Text extract -
::::::::

Parser Combinator vs Parser Generator – When to Use Each

lexerparser-combinatorparsing

I've taken a deep dive into the world of parsers recently, wanting to create my own programming language.

However, I found out that there exist two somewhat different approaches of writing parsers: Parser Generators and Parser Combinators.

Interestingly, I have been unable to find any resource that explained in what cases which approach is better; Rather, many resources (and persons) I queried about the subject did not know of the other approach, only explaining their approach as the approach and not mentioning the other at all:

Simple Overview:

Parser Generator

A Parser Generator takes a file written in a DSL that is some dialect of Extended Backus-Naur form, and turns it into source code that can then (when compiled) become a parser for the input language that was described in this DSL.

This means that the compilation process is done in two separate steps.
Interestingly, Parser Generators themselves are also compilers (and many of them are indeed self-hosting).

Parser Combinator

A Parser Combinator describes simple functions called parsers that all take an input as parameter, and try to pluck off the first character(s) of this input if they match. They return a tuple (result, rest_of_input), where result might be empty (e.g. nil or Nothing) if the parser was unable to parse anything from this input. An example would be an digit parser.
Other parsers can of course take parsers as first arguments (the final argument still remaining the input string) to combine them: e.g. many1 attempts to match another parser as many times as possible (but at least once, or it itself fails).

You can now of course combine (compose) digit and many1, to create a new parser, say integer.

Also, a higher-level choice parser can be written that takes a list of parsers, trying each of them in turn.

In this way, very complex lexers/parsers can be built. In languages supporting operator overloading, this also looks very much like EBNF, even though it is still written directly in the target language (and you can use all features of the target language you desire).

Simple Differences

Language:

  • Parser Generators are written in a combination of the EBNF-ish DSL and the code that these statements should generate to when they match.
  • Parser Combinators are written in the target language directly.

Lexing/Parsing:

  • Parser Generators have a very distinct difference between the 'lexer' (which splits a string into tokens that might be tagged to show what kind of value we are dealing with) and the 'parser' (which takes the output list of tokens from the lexer and attempts to combine them, forming an Abstract Syntax Tree).
  • Parser Combinators do not have/need this distinction; usually, simple parsers perform the work of the 'lexer' and the more high-level parsers call these simpler ones to decide which kind of AST-node to create.

Question

However, even given these differences (and this list of differences is probably far from complete!), I cannot make an educated choice on when to use which one. I fail to see what the implications/consequences are of these differences.

What problem properties would indicate that a problem would better be solved using a Parser Generator?
What problem properties would indicate that a problem would better be solved using a Parser Combinator?

Best Answer

I have done a lot of research these past few days, to understand better why these separate technologies exist, and what their strengths and weaknesses are.

::::::::

Instruction A - Please decide whether each statement agrees with the thread on parser generators and parser combinators above, answering yes or no and quoting the deciding words of the thread: (i) Parser combinators are written directly in the target language. (ii) Parser generators draw no distinction between the lexer and the parser. (iii) The many1 parser fails unless it matches at least once.
Instruction B - Resume the thread on parser generators and parser combinators from its last sentence, carrying on the best answer.

Dataset rows -
::::::::

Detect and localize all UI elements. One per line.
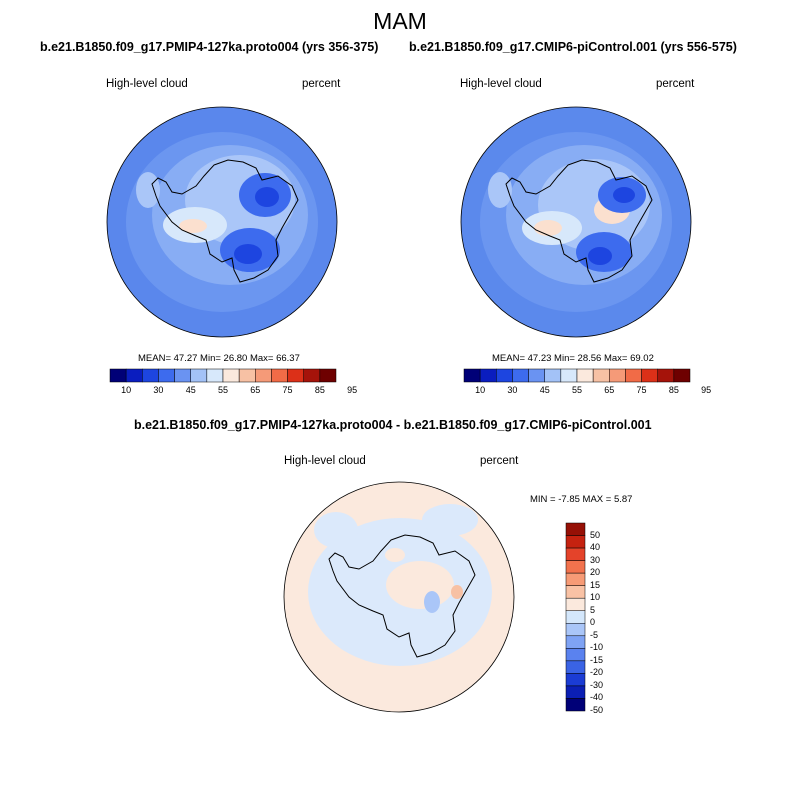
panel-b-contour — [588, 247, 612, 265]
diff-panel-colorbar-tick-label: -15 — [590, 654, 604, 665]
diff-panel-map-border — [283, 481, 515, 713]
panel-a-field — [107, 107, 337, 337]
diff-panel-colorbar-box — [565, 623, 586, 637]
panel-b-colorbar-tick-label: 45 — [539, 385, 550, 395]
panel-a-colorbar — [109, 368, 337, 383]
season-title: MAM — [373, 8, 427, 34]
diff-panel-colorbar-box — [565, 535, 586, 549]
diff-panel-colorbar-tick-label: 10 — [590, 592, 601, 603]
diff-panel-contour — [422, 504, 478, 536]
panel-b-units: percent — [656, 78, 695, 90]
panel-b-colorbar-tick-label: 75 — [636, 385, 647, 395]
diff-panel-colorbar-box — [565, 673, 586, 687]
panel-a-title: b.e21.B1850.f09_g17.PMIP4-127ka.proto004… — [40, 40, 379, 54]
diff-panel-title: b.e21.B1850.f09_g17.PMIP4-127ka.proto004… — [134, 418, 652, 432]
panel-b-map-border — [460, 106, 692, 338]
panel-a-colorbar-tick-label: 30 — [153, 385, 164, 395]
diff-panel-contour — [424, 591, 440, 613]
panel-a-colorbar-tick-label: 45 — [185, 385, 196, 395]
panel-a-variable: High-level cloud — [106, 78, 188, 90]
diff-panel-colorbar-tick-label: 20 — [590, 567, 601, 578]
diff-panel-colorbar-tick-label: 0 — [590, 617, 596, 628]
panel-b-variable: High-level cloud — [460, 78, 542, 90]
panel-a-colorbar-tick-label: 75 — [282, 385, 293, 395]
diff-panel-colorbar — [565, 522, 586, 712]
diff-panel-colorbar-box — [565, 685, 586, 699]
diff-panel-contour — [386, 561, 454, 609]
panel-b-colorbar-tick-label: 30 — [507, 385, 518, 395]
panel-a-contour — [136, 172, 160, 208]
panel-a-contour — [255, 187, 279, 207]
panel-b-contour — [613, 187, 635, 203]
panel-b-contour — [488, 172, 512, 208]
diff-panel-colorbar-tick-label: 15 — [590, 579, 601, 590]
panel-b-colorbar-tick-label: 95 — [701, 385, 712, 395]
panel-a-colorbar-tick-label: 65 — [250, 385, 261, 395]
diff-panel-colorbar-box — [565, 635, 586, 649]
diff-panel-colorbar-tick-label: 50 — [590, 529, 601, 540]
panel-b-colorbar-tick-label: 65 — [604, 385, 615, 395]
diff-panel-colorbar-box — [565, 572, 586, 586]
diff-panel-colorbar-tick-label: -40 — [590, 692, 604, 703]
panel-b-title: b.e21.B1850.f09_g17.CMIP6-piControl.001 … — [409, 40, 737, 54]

::::::::

Answer A -
(i) Yes: "Parser Combinators are written in the target language directly."
(ii) No: "Parser Generators have a very distinct difference between the 'lexer'"
(iii) Yes: "but at least once, or it itself fails"

Answer B -
Some of the already-existing answers hinted at some of their differences, but they did not give the complete picture, and seemed to be somewhat opinionated, which is why this answer was written.

This exposition is long, but important. bear with me (Or if you're impatient, scroll to the end to see a flowchart).


To understand the differences between Parser Combinators and Parser Generators, one first needs to understand the difference between the various kinds of parsing that exist.

Parsing

Parsing is the process of analyzing of a string of symbols according to a formal grammar. (In Computing Science,) parsing is used to be able to let a computer understand text written in a language, usually creating a parse tree that represents the written text, storing the meaning of the different written parts in each node of the tree. This parse tree can then be used for a variety of different purposes, such as translating it to another language (used in many compilers), interpreting the written instructions directly in some way (SQL, HTML), allowing tools like Linters to do their work, etc. Sometimes, a parse tree is not explicitly generated, but rather the action that should be performed at each type of node in the tree is executed directly. This increases efficiency, but underwater still an implicit parse tree exists.

Parsing is a problem that is computationally difficult. There has been over fifty years of research on this subject, but there is still much to learn.

Roughly speaking, there are four general algorithms to let a computer parse input:

  • LL parsing. (Context-free, top-down parsing.)
  • LR parsing. (Context-free, bottom-up parsing.)
  • PEG + Packrat parsing.
  • Earley Parsing.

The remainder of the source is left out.